# Data rows
-*-*-

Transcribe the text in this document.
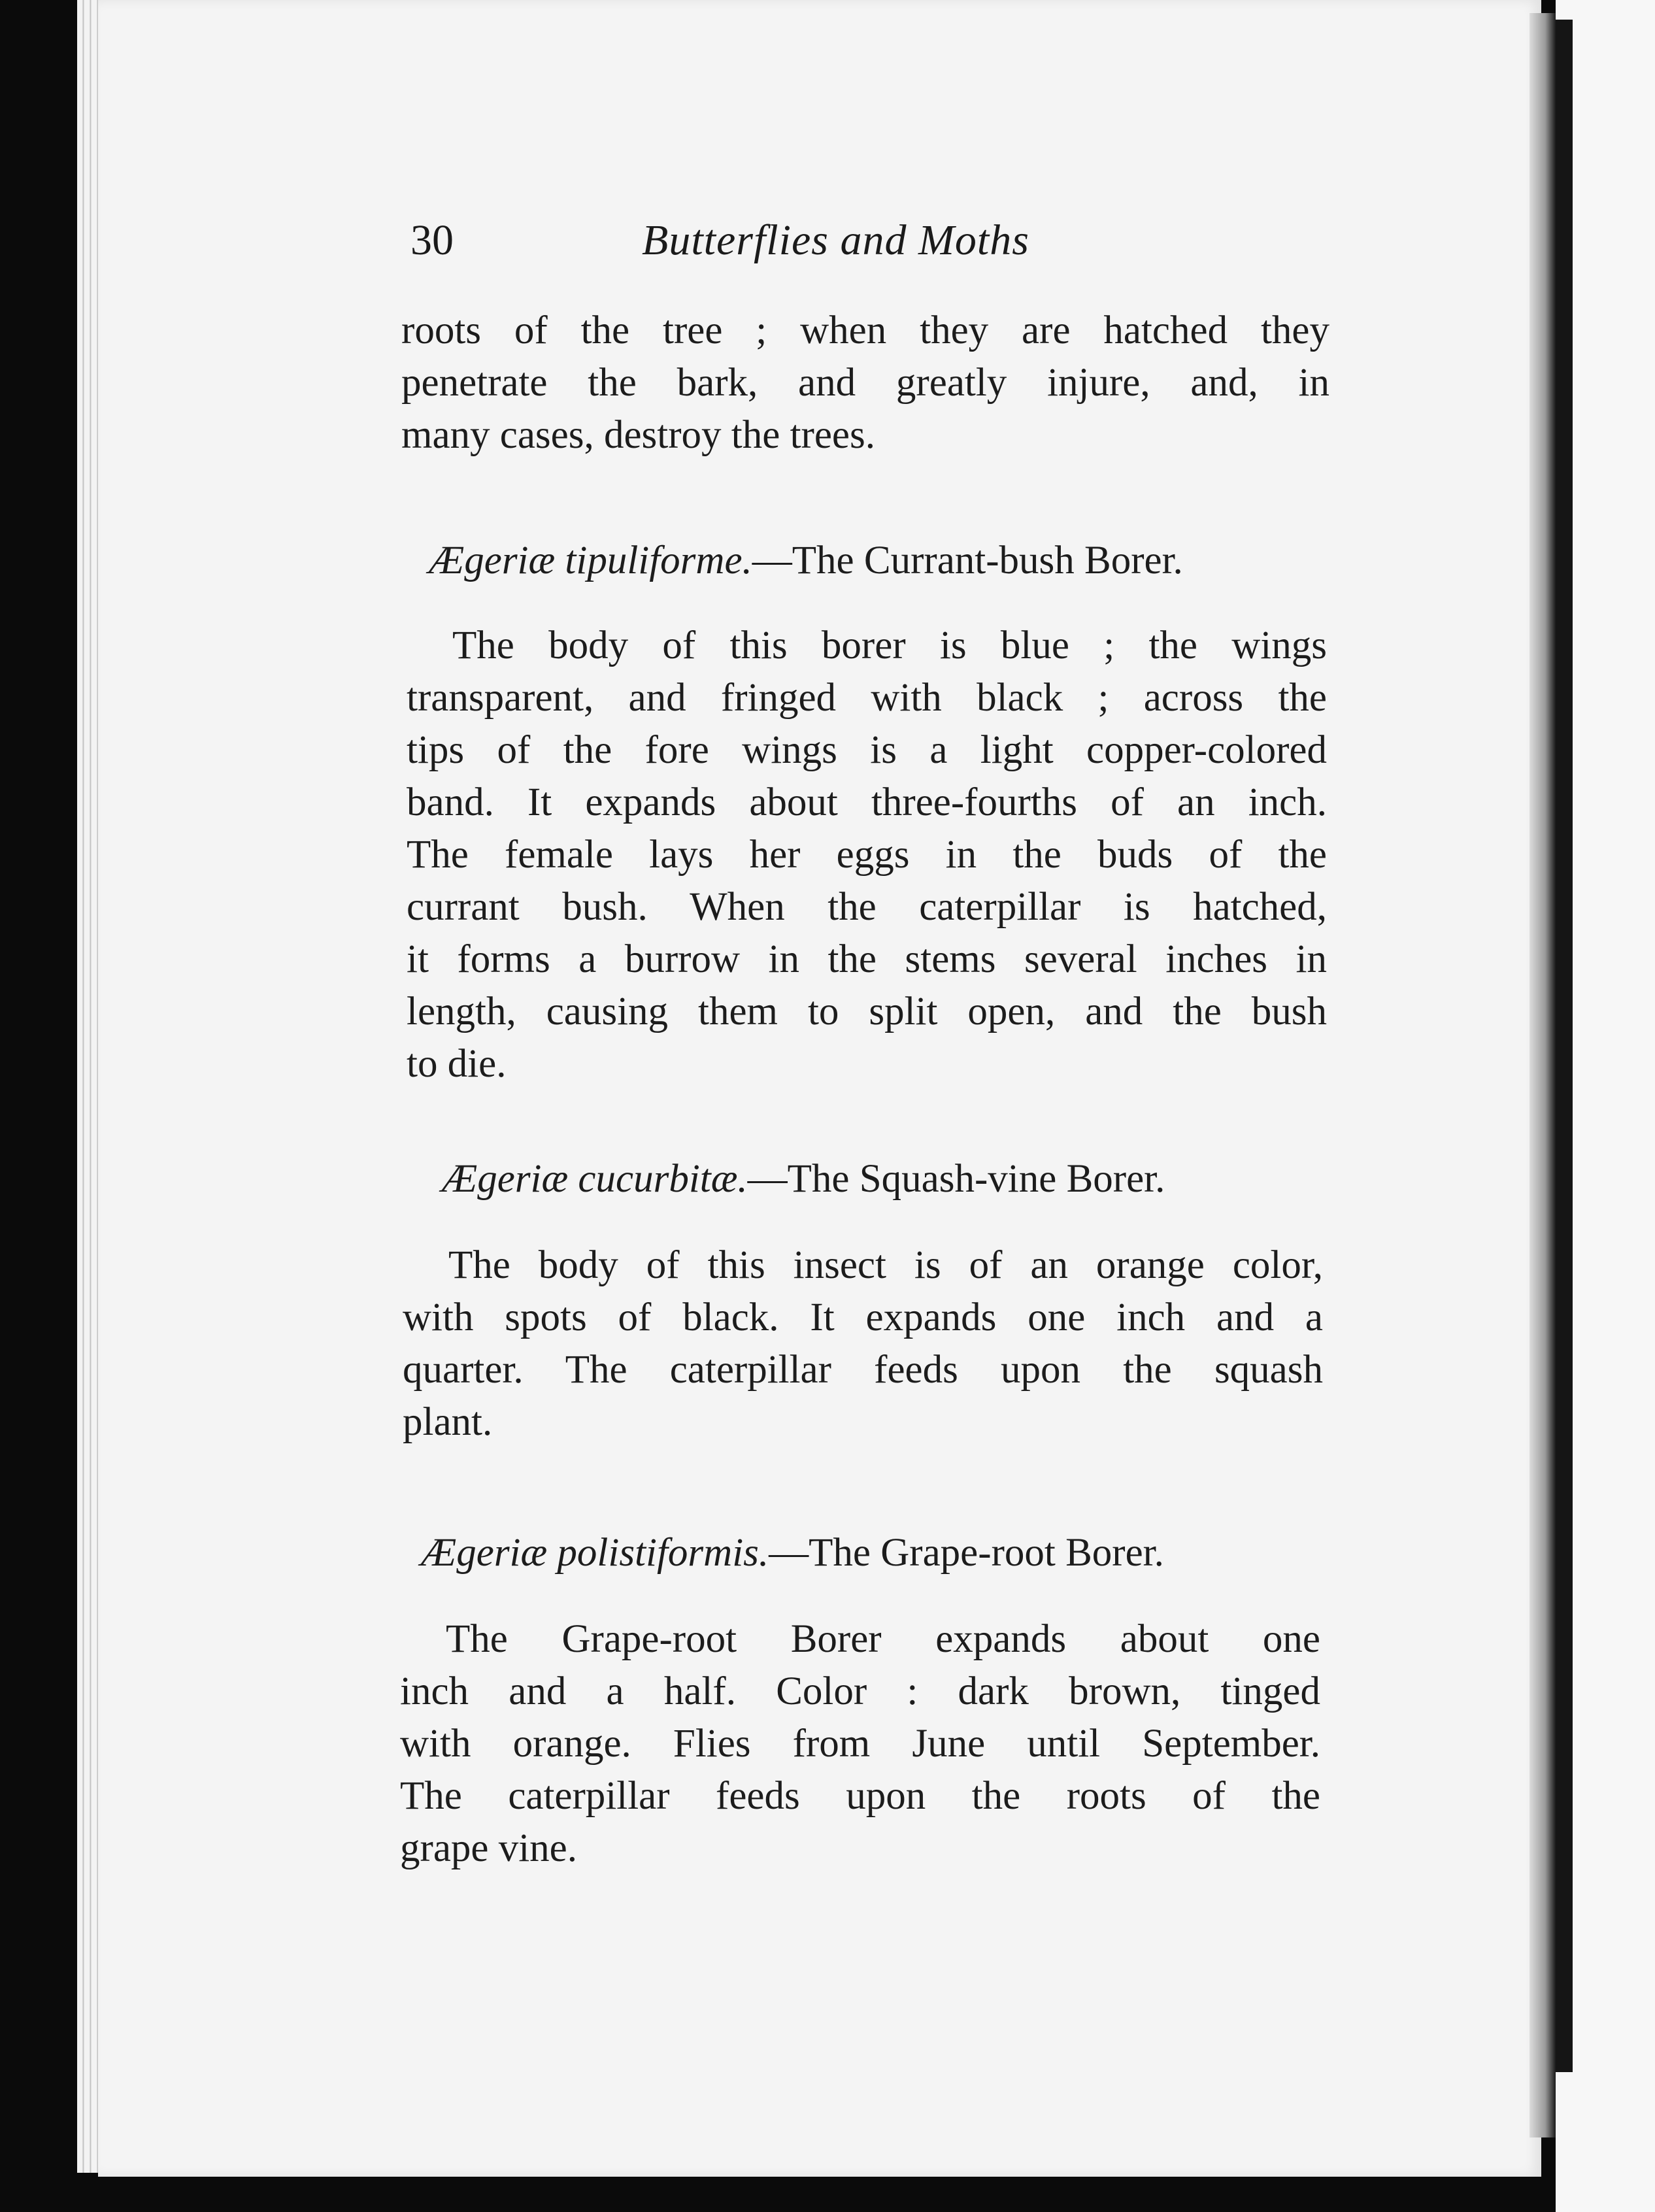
30	Butterflies and Moths

roots of the tree ; when they are hatched they
penetrate the bark, and greatly injure, and, in
many cases, destroy the trees.

Ægeriæ tipuliforme.—The Currant-bush Borer.

The body of this borer is blue ; the wings
transparent, and fringed with black ; across the
tips of the fore wings is a light copper-colored
band. It expands about three-fourths of an inch.
The female lays her eggs in the buds of the
currant bush. When the caterpillar is hatched,
it forms a burrow in the stems several inches in
length, causing them to split open, and the bush
to die.

Ægeriæ cucurbitæ.—The Squash-vine Borer.

The body of this insect is of an orange color,
with spots of black. It expands one inch and a
quarter. The caterpillar feeds upon the squash
plant.

Ægeriæ polistiformis.—The Grape-root Borer.

The Grape-root Borer expands about one
inch and a half. Color : dark brown, tinged
with orange. Flies from June until September.
The caterpillar feeds upon the roots of the
grape vine.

-*-*-

# What is being asked
Your copy should hold every record word for word and none of the pictures.

# Task result
Transcribe the text in this document.
30	Butterflies and Moths

roots of the tree ; when they are hatched they
penetrate the bark, and greatly injure, and, in
many cases, destroy the trees.

Ægeriæ tipuliforme.—The Currant-bush Borer.

The body of this borer is blue ; the wings
transparent, and fringed with black ; across the
tips of the fore wings is a light copper-colored
band. It expands about three-fourths of an inch.
The female lays her eggs in the buds of the
currant bush. When the caterpillar is hatched,
it forms a burrow in the stems several inches in
length, causing them to split open, and the bush
to die.

Ægeriæ cucurbitæ.—The Squash-vine Borer.

The body of this insect is of an orange color,
with spots of black. It expands one inch and a
quarter. The caterpillar feeds upon the squash
plant.

Ægeriæ polistiformis.—The Grape-root Borer.

The Grape-root Borer expands about one
inch and a half. Color : dark brown, tinged
with orange. Flies from June until September.
The caterpillar feeds upon the roots of the
grape vine.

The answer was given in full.